Transcribe the records below exactly as they appear, omitting any pictures.

— start —

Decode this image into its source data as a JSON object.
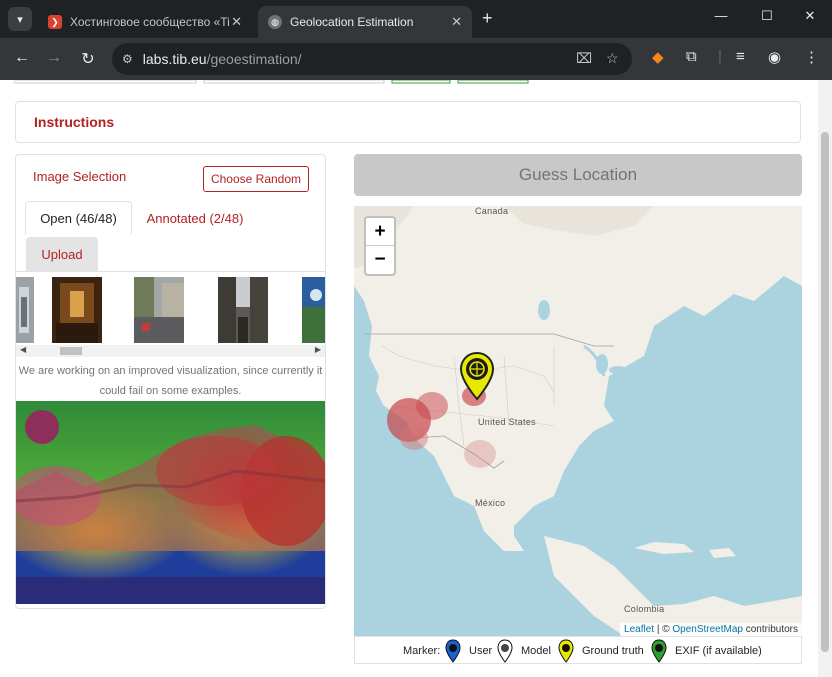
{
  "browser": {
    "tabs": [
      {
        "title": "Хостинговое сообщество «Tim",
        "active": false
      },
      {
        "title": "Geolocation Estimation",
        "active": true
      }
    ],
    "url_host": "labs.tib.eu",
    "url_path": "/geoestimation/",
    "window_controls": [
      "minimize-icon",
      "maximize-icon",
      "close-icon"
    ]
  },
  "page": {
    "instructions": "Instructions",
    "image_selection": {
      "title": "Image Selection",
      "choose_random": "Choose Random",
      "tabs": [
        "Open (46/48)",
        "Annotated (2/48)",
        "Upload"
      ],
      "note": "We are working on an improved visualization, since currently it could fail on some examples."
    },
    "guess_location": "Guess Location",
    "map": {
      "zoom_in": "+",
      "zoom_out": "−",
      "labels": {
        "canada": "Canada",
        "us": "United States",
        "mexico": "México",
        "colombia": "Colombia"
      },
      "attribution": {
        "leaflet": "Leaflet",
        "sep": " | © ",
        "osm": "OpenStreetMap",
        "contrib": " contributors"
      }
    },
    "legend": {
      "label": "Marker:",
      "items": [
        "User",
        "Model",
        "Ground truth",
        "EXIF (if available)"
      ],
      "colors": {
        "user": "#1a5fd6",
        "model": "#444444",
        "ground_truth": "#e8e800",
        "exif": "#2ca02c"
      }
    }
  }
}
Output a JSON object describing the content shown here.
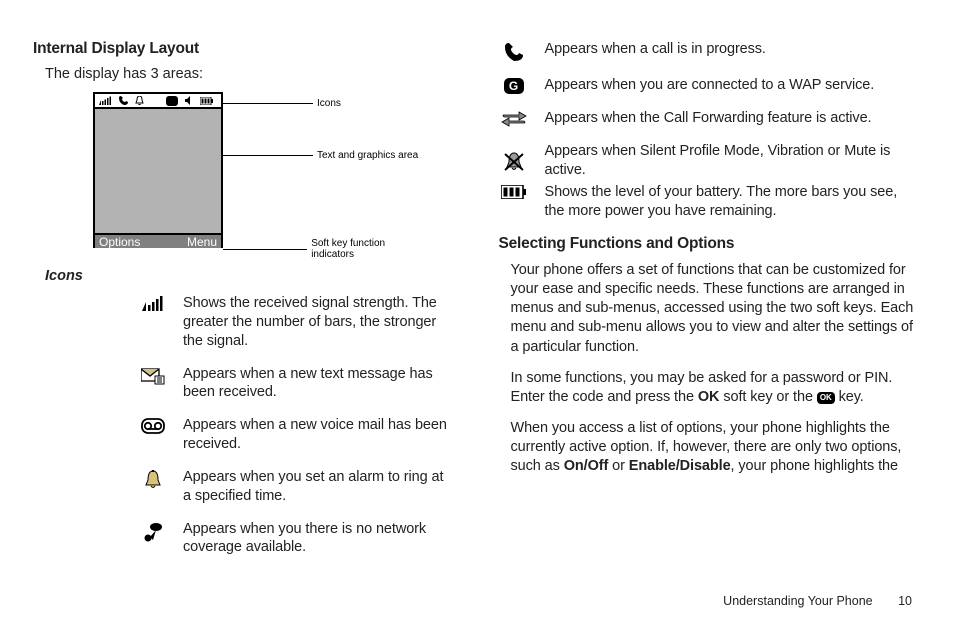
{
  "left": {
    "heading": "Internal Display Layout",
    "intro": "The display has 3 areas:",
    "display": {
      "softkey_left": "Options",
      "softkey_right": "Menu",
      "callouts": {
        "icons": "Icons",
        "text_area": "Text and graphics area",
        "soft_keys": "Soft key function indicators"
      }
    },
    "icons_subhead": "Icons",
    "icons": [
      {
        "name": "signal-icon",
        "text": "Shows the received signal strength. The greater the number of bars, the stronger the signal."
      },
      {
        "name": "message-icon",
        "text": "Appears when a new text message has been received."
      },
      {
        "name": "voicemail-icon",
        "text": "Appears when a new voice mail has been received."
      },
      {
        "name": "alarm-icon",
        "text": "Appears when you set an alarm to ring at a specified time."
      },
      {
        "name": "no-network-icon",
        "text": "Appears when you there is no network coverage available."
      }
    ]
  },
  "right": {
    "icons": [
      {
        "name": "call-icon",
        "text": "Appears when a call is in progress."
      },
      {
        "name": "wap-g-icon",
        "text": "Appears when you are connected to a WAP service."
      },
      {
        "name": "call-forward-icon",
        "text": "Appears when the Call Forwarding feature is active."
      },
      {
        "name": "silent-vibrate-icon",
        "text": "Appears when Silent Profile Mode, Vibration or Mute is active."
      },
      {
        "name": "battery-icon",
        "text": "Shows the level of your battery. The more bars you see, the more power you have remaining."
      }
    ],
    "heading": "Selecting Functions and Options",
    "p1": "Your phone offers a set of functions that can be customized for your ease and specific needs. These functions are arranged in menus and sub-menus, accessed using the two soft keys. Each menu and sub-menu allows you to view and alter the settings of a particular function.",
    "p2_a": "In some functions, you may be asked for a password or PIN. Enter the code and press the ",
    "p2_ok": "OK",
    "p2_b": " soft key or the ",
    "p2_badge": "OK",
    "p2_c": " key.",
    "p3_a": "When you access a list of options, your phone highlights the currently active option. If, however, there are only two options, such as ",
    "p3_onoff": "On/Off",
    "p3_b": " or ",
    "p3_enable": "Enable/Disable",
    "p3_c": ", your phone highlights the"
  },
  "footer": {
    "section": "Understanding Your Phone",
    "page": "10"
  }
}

— end —

Written reply:
Decode this image into its source data as a JSON object.
{
  "browser": {
    "tabs": [
      {
        "title": "Хостинговое сообщество «Tim",
        "active": false
      },
      {
        "title": "Geolocation Estimation",
        "active": true
      }
    ],
    "url_host": "labs.tib.eu",
    "url_path": "/geoestimation/",
    "window_controls": [
      "minimize-icon",
      "maximize-icon",
      "close-icon"
    ]
  },
  "page": {
    "instructions": "Instructions",
    "image_selection": {
      "title": "Image Selection",
      "choose_random": "Choose Random",
      "tabs": [
        "Open (46/48)",
        "Annotated (2/48)",
        "Upload"
      ],
      "note": "We are working on an improved visualization, since currently it could fail on some examples."
    },
    "guess_location": "Guess Location",
    "map": {
      "zoom_in": "+",
      "zoom_out": "−",
      "labels": {
        "canada": "Canada",
        "us": "United States",
        "mexico": "México",
        "colombia": "Colombia"
      },
      "attribution": {
        "leaflet": "Leaflet",
        "sep": " | © ",
        "osm": "OpenStreetMap",
        "contrib": " contributors"
      }
    },
    "legend": {
      "label": "Marker:",
      "items": [
        "User",
        "Model",
        "Ground truth",
        "EXIF (if available)"
      ],
      "colors": {
        "user": "#1a5fd6",
        "model": "#444444",
        "ground_truth": "#e8e800",
        "exif": "#2ca02c"
      }
    }
  }
}
Output a JSON object describing the content shown here.
{
  "left": {
    "heading": "Internal Display Layout",
    "intro": "The display has 3 areas:",
    "display": {
      "softkey_left": "Options",
      "softkey_right": "Menu",
      "callouts": {
        "icons": "Icons",
        "text_area": "Text and graphics area",
        "soft_keys": "Soft key function indicators"
      }
    },
    "icons_subhead": "Icons",
    "icons": [
      {
        "name": "signal-icon",
        "text": "Shows the received signal strength. The greater the number of bars, the stronger the signal."
      },
      {
        "name": "message-icon",
        "text": "Appears when a new text message has been received."
      },
      {
        "name": "voicemail-icon",
        "text": "Appears when a new voice mail has been received."
      },
      {
        "name": "alarm-icon",
        "text": "Appears when you set an alarm to ring at a specified time."
      },
      {
        "name": "no-network-icon",
        "text": "Appears when you there is no network coverage available."
      }
    ]
  },
  "right": {
    "icons": [
      {
        "name": "call-icon",
        "text": "Appears when a call is in progress."
      },
      {
        "name": "wap-g-icon",
        "text": "Appears when you are connected to a WAP service."
      },
      {
        "name": "call-forward-icon",
        "text": "Appears when the Call Forwarding feature is active."
      },
      {
        "name": "silent-vibrate-icon",
        "text": "Appears when Silent Profile Mode, Vibration or Mute is active."
      },
      {
        "name": "battery-icon",
        "text": "Shows the level of your battery. The more bars you see, the more power you have remaining."
      }
    ],
    "heading": "Selecting Functions and Options",
    "p1": "Your phone offers a set of functions that can be customized for your ease and specific needs. These functions are arranged in menus and sub-menus, accessed using the two soft keys. Each menu and sub-menu allows you to view and alter the settings of a particular function.",
    "p2_a": "In some functions, you may be asked for a password or PIN. Enter the code and press the ",
    "p2_ok": "OK",
    "p2_b": " soft key or the ",
    "p2_badge": "OK",
    "p2_c": " key.",
    "p3_a": "When you access a list of options, your phone highlights the currently active option. If, however, there are only two options, such as ",
    "p3_onoff": "On/Off",
    "p3_b": " or ",
    "p3_enable": "Enable/Disable",
    "p3_c": ", your phone highlights the"
  },
  "footer": {
    "section": "Understanding Your Phone",
    "page": "10"
  }
}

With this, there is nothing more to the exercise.